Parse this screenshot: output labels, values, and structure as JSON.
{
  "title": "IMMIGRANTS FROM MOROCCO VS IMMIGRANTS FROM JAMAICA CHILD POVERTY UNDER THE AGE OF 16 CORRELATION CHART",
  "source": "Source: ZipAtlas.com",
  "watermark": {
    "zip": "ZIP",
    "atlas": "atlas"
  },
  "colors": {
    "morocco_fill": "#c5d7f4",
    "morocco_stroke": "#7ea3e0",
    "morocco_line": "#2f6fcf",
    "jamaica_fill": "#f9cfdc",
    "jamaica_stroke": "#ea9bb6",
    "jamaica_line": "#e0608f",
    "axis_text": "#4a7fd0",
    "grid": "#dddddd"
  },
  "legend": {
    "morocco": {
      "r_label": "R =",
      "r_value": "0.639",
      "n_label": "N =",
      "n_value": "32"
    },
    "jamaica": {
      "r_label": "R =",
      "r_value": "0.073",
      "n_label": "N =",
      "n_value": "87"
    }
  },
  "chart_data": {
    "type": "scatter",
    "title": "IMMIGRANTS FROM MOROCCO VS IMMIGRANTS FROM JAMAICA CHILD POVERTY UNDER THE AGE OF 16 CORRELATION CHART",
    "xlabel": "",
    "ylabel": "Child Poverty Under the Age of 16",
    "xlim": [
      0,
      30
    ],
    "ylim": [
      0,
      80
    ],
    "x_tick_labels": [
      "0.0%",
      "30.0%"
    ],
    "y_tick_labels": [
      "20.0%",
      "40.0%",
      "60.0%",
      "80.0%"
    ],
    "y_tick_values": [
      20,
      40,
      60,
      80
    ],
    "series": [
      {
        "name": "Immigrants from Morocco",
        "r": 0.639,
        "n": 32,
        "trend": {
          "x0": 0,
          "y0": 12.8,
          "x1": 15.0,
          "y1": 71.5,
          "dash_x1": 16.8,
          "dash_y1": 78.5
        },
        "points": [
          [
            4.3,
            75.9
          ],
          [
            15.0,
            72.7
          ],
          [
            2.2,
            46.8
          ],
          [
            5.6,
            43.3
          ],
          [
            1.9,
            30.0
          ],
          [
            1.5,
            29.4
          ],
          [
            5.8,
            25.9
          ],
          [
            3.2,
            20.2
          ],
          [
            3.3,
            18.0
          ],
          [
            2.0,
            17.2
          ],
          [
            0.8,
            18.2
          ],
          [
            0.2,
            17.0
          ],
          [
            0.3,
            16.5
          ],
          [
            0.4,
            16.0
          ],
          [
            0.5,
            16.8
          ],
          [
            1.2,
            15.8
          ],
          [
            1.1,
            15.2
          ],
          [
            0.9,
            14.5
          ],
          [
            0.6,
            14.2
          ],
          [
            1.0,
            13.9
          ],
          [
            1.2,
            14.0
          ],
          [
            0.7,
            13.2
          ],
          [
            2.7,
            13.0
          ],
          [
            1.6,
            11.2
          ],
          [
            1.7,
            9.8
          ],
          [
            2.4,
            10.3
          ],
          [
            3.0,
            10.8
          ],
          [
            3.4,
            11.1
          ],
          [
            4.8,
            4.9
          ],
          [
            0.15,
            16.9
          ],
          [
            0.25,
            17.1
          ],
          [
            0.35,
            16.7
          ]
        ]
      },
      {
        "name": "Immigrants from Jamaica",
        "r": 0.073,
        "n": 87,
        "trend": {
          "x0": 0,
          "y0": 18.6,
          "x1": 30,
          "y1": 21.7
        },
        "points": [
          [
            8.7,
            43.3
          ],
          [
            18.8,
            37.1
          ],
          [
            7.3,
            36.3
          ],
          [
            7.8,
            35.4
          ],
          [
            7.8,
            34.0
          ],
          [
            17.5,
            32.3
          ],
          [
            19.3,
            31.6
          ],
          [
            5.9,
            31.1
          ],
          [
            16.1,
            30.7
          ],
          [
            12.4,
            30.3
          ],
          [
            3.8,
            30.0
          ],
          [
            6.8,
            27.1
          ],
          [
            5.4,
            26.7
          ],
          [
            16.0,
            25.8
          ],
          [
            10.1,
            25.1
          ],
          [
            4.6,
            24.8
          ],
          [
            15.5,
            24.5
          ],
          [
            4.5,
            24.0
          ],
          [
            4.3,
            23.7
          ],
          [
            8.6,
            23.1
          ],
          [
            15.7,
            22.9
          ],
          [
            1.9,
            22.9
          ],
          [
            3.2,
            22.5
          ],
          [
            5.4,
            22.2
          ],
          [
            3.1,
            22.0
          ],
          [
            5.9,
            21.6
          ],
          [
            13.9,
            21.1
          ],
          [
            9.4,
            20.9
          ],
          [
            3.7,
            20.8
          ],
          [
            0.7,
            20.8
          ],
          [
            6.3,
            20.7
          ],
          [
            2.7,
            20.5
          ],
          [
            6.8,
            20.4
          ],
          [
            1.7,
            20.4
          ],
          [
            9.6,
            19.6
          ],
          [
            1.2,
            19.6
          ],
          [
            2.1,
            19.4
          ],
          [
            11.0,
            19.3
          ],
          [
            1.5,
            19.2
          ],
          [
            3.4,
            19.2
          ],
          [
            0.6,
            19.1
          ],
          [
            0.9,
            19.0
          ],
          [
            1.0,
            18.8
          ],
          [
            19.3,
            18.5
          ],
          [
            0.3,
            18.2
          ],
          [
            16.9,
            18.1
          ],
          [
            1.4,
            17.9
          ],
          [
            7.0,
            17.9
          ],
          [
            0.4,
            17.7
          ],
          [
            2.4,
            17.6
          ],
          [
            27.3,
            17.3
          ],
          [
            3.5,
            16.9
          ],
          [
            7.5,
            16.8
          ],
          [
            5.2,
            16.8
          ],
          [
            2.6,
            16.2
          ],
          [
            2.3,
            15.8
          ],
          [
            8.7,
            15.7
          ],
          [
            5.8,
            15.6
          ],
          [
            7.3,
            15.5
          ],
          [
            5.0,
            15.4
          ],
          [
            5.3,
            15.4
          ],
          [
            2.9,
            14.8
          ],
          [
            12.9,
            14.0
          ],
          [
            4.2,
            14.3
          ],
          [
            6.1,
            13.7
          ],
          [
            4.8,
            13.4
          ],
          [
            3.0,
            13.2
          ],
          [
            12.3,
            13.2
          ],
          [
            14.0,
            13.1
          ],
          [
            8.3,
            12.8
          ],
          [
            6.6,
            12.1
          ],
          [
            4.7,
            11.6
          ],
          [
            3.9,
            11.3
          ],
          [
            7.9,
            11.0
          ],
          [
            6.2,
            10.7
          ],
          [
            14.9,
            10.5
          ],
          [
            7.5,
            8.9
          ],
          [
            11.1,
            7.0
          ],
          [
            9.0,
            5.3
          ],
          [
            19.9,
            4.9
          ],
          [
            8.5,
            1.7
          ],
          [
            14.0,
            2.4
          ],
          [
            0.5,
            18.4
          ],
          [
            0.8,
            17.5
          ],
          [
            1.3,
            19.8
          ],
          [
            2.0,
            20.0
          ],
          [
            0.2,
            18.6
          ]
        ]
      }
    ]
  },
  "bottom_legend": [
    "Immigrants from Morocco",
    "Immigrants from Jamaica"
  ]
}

■ **Instructions for the task**:
Give the records above again, word for word.

■ **Exercise output**:
Parse this screenshot: output labels, values, and structure as JSON.
{
  "title": "IMMIGRANTS FROM MOROCCO VS IMMIGRANTS FROM JAMAICA CHILD POVERTY UNDER THE AGE OF 16 CORRELATION CHART",
  "source": "Source: ZipAtlas.com",
  "watermark": {
    "zip": "ZIP",
    "atlas": "atlas"
  },
  "colors": {
    "morocco_fill": "#c5d7f4",
    "morocco_stroke": "#7ea3e0",
    "morocco_line": "#2f6fcf",
    "jamaica_fill": "#f9cfdc",
    "jamaica_stroke": "#ea9bb6",
    "jamaica_line": "#e0608f",
    "axis_text": "#4a7fd0",
    "grid": "#dddddd"
  },
  "legend": {
    "morocco": {
      "r_label": "R =",
      "r_value": "0.639",
      "n_label": "N =",
      "n_value": "32"
    },
    "jamaica": {
      "r_label": "R =",
      "r_value": "0.073",
      "n_label": "N =",
      "n_value": "87"
    }
  },
  "chart_data": {
    "type": "scatter",
    "title": "IMMIGRANTS FROM MOROCCO VS IMMIGRANTS FROM JAMAICA CHILD POVERTY UNDER THE AGE OF 16 CORRELATION CHART",
    "xlabel": "",
    "ylabel": "Child Poverty Under the Age of 16",
    "xlim": [
      0,
      30
    ],
    "ylim": [
      0,
      80
    ],
    "x_tick_labels": [
      "0.0%",
      "30.0%"
    ],
    "y_tick_labels": [
      "20.0%",
      "40.0%",
      "60.0%",
      "80.0%"
    ],
    "y_tick_values": [
      20,
      40,
      60,
      80
    ],
    "series": [
      {
        "name": "Immigrants from Morocco",
        "r": 0.639,
        "n": 32,
        "trend": {
          "x0": 0,
          "y0": 12.8,
          "x1": 15.0,
          "y1": 71.5,
          "dash_x1": 16.8,
          "dash_y1": 78.5
        },
        "points": [
          [
            4.3,
            75.9
          ],
          [
            15.0,
            72.7
          ],
          [
            2.2,
            46.8
          ],
          [
            5.6,
            43.3
          ],
          [
            1.9,
            30.0
          ],
          [
            1.5,
            29.4
          ],
          [
            5.8,
            25.9
          ],
          [
            3.2,
            20.2
          ],
          [
            3.3,
            18.0
          ],
          [
            2.0,
            17.2
          ],
          [
            0.8,
            18.2
          ],
          [
            0.2,
            17.0
          ],
          [
            0.3,
            16.5
          ],
          [
            0.4,
            16.0
          ],
          [
            0.5,
            16.8
          ],
          [
            1.2,
            15.8
          ],
          [
            1.1,
            15.2
          ],
          [
            0.9,
            14.5
          ],
          [
            0.6,
            14.2
          ],
          [
            1.0,
            13.9
          ],
          [
            1.2,
            14.0
          ],
          [
            0.7,
            13.2
          ],
          [
            2.7,
            13.0
          ],
          [
            1.6,
            11.2
          ],
          [
            1.7,
            9.8
          ],
          [
            2.4,
            10.3
          ],
          [
            3.0,
            10.8
          ],
          [
            3.4,
            11.1
          ],
          [
            4.8,
            4.9
          ],
          [
            0.15,
            16.9
          ],
          [
            0.25,
            17.1
          ],
          [
            0.35,
            16.7
          ]
        ]
      },
      {
        "name": "Immigrants from Jamaica",
        "r": 0.073,
        "n": 87,
        "trend": {
          "x0": 0,
          "y0": 18.6,
          "x1": 30,
          "y1": 21.7
        },
        "points": [
          [
            8.7,
            43.3
          ],
          [
            18.8,
            37.1
          ],
          [
            7.3,
            36.3
          ],
          [
            7.8,
            35.4
          ],
          [
            7.8,
            34.0
          ],
          [
            17.5,
            32.3
          ],
          [
            19.3,
            31.6
          ],
          [
            5.9,
            31.1
          ],
          [
            16.1,
            30.7
          ],
          [
            12.4,
            30.3
          ],
          [
            3.8,
            30.0
          ],
          [
            6.8,
            27.1
          ],
          [
            5.4,
            26.7
          ],
          [
            16.0,
            25.8
          ],
          [
            10.1,
            25.1
          ],
          [
            4.6,
            24.8
          ],
          [
            15.5,
            24.5
          ],
          [
            4.5,
            24.0
          ],
          [
            4.3,
            23.7
          ],
          [
            8.6,
            23.1
          ],
          [
            15.7,
            22.9
          ],
          [
            1.9,
            22.9
          ],
          [
            3.2,
            22.5
          ],
          [
            5.4,
            22.2
          ],
          [
            3.1,
            22.0
          ],
          [
            5.9,
            21.6
          ],
          [
            13.9,
            21.1
          ],
          [
            9.4,
            20.9
          ],
          [
            3.7,
            20.8
          ],
          [
            0.7,
            20.8
          ],
          [
            6.3,
            20.7
          ],
          [
            2.7,
            20.5
          ],
          [
            6.8,
            20.4
          ],
          [
            1.7,
            20.4
          ],
          [
            9.6,
            19.6
          ],
          [
            1.2,
            19.6
          ],
          [
            2.1,
            19.4
          ],
          [
            11.0,
            19.3
          ],
          [
            1.5,
            19.2
          ],
          [
            3.4,
            19.2
          ],
          [
            0.6,
            19.1
          ],
          [
            0.9,
            19.0
          ],
          [
            1.0,
            18.8
          ],
          [
            19.3,
            18.5
          ],
          [
            0.3,
            18.2
          ],
          [
            16.9,
            18.1
          ],
          [
            1.4,
            17.9
          ],
          [
            7.0,
            17.9
          ],
          [
            0.4,
            17.7
          ],
          [
            2.4,
            17.6
          ],
          [
            27.3,
            17.3
          ],
          [
            3.5,
            16.9
          ],
          [
            7.5,
            16.8
          ],
          [
            5.2,
            16.8
          ],
          [
            2.6,
            16.2
          ],
          [
            2.3,
            15.8
          ],
          [
            8.7,
            15.7
          ],
          [
            5.8,
            15.6
          ],
          [
            7.3,
            15.5
          ],
          [
            5.0,
            15.4
          ],
          [
            5.3,
            15.4
          ],
          [
            2.9,
            14.8
          ],
          [
            12.9,
            14.0
          ],
          [
            4.2,
            14.3
          ],
          [
            6.1,
            13.7
          ],
          [
            4.8,
            13.4
          ],
          [
            3.0,
            13.2
          ],
          [
            12.3,
            13.2
          ],
          [
            14.0,
            13.1
          ],
          [
            8.3,
            12.8
          ],
          [
            6.6,
            12.1
          ],
          [
            4.7,
            11.6
          ],
          [
            3.9,
            11.3
          ],
          [
            7.9,
            11.0
          ],
          [
            6.2,
            10.7
          ],
          [
            14.9,
            10.5
          ],
          [
            7.5,
            8.9
          ],
          [
            11.1,
            7.0
          ],
          [
            9.0,
            5.3
          ],
          [
            19.9,
            4.9
          ],
          [
            8.5,
            1.7
          ],
          [
            14.0,
            2.4
          ],
          [
            0.5,
            18.4
          ],
          [
            0.8,
            17.5
          ],
          [
            1.3,
            19.8
          ],
          [
            2.0,
            20.0
          ],
          [
            0.2,
            18.6
          ]
        ]
      }
    ]
  },
  "bottom_legend": [
    "Immigrants from Morocco",
    "Immigrants from Jamaica"
  ]
}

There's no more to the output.